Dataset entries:
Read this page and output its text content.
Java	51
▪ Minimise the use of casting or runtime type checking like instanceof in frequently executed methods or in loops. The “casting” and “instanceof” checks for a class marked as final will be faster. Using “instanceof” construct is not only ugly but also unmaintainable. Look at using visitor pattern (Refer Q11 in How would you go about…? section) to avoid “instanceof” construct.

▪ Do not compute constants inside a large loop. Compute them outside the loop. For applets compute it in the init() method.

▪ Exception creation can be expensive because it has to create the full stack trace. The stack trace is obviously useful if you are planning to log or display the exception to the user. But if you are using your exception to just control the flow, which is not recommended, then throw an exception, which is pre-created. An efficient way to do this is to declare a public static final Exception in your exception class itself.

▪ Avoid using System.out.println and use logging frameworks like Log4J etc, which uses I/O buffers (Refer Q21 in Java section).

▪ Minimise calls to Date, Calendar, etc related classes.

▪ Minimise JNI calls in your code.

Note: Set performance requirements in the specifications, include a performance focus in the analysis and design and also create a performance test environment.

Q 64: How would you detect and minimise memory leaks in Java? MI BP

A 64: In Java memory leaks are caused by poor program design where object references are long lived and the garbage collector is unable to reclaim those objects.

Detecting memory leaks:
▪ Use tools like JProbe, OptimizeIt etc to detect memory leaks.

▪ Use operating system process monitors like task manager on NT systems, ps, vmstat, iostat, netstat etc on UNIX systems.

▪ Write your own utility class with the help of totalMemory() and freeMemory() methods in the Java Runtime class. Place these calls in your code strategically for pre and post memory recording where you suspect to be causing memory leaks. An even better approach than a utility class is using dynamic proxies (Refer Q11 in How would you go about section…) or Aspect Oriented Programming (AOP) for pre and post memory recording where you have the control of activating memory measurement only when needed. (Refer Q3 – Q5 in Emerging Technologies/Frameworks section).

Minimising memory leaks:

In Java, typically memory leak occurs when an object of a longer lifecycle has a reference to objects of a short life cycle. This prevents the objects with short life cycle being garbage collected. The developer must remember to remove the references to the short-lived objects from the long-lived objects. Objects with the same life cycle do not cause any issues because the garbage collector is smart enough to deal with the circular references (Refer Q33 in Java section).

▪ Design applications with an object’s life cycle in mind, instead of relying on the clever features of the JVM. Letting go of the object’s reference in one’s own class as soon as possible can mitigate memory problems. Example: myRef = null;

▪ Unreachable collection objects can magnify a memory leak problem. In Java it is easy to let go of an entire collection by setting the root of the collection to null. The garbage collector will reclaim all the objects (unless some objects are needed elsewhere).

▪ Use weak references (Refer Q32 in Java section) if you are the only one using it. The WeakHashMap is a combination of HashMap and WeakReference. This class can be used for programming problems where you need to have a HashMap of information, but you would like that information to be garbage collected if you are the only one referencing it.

__Stated goal__
Repeat the entries above exactly, leaving nothing out.

__Exercise output__
Read this page and output its text content.
Java	51
▪ Minimise the use of casting or runtime type checking like instanceof in frequently executed methods or in loops. The “casting” and “instanceof” checks for a class marked as final will be faster. Using “instanceof” construct is not only ugly but also unmaintainable. Look at using visitor pattern (Refer Q11 in How would you go about…? section) to avoid “instanceof” construct.

▪ Do not compute constants inside a large loop. Compute them outside the loop. For applets compute it in the init() method.

▪ Exception creation can be expensive because it has to create the full stack trace. The stack trace is obviously useful if you are planning to log or display the exception to the user. But if you are using your exception to just control the flow, which is not recommended, then throw an exception, which is pre-created. An efficient way to do this is to declare a public static final Exception in your exception class itself.

▪ Avoid using System.out.println and use logging frameworks like Log4J etc, which uses I/O buffers (Refer Q21 in Java section).

▪ Minimise calls to Date, Calendar, etc related classes.

▪ Minimise JNI calls in your code.

Note: Set performance requirements in the specifications, include a performance focus in the analysis and design and also create a performance test environment.

Q 64: How would you detect and minimise memory leaks in Java? MI BP

A 64: In Java memory leaks are caused by poor program design where object references are long lived and the garbage collector is unable to reclaim those objects.

Detecting memory leaks:
▪ Use tools like JProbe, OptimizeIt etc to detect memory leaks.

▪ Use operating system process monitors like task manager on NT systems, ps, vmstat, iostat, netstat etc on UNIX systems.

▪ Write your own utility class with the help of totalMemory() and freeMemory() methods in the Java Runtime class. Place these calls in your code strategically for pre and post memory recording where you suspect to be causing memory leaks. An even better approach than a utility class is using dynamic proxies (Refer Q11 in How would you go about section…) or Aspect Oriented Programming (AOP) for pre and post memory recording where you have the control of activating memory measurement only when needed. (Refer Q3 – Q5 in Emerging Technologies/Frameworks section).

Minimising memory leaks:

In Java, typically memory leak occurs when an object of a longer lifecycle has a reference to objects of a short life cycle. This prevents the objects with short life cycle being garbage collected. The developer must remember to remove the references to the short-lived objects from the long-lived objects. Objects with the same life cycle do not cause any issues because the garbage collector is smart enough to deal with the circular references (Refer Q33 in Java section).

▪ Design applications with an object’s life cycle in mind, instead of relying on the clever features of the JVM. Letting go of the object’s reference in one’s own class as soon as possible can mitigate memory problems. Example: myRef = null;

▪ Unreachable collection objects can magnify a memory leak problem. In Java it is easy to let go of an entire collection by setting the root of the collection to null. The garbage collector will reclaim all the objects (unless some objects are needed elsewhere).

▪ Use weak references (Refer Q32 in Java section) if you are the only one using it. The WeakHashMap is a combination of HashMap and WeakReference. This class can be used for programming problems where you need to have a HashMap of information, but you would like that information to be garbage collected if you are the only one referencing it.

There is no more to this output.